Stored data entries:
((
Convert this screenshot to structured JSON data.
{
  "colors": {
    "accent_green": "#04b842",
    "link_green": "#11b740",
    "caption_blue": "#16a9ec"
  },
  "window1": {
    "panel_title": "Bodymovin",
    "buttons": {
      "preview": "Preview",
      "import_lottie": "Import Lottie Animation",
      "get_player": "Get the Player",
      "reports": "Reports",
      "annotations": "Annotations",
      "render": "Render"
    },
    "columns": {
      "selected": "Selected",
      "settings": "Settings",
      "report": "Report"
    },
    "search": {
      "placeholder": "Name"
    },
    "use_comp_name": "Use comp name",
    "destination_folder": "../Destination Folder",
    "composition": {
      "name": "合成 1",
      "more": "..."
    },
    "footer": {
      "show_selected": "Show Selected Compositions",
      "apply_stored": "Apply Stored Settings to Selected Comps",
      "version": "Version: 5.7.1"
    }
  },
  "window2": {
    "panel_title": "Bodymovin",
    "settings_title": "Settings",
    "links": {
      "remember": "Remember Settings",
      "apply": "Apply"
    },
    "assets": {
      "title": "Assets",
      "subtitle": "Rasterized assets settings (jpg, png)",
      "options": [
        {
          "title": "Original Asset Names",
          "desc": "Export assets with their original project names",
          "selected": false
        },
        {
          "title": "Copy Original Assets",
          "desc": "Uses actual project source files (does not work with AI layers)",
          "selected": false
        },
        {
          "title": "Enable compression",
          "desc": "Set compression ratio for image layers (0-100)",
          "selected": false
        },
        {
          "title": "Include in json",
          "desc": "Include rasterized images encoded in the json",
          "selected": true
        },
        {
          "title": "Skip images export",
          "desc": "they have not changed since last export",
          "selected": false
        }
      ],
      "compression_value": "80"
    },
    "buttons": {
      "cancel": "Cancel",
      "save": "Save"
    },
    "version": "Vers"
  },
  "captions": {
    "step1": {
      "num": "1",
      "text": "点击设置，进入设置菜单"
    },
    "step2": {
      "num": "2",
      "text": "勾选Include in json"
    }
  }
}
))
SHORT EXERCISE: Extract all lines containing the word "layers".

ANSWER TO THE EXERCISE:
          "desc": "Uses actual project source files (does not work with AI layers)",
          "desc": "Set compression ratio for image layers (0-100)",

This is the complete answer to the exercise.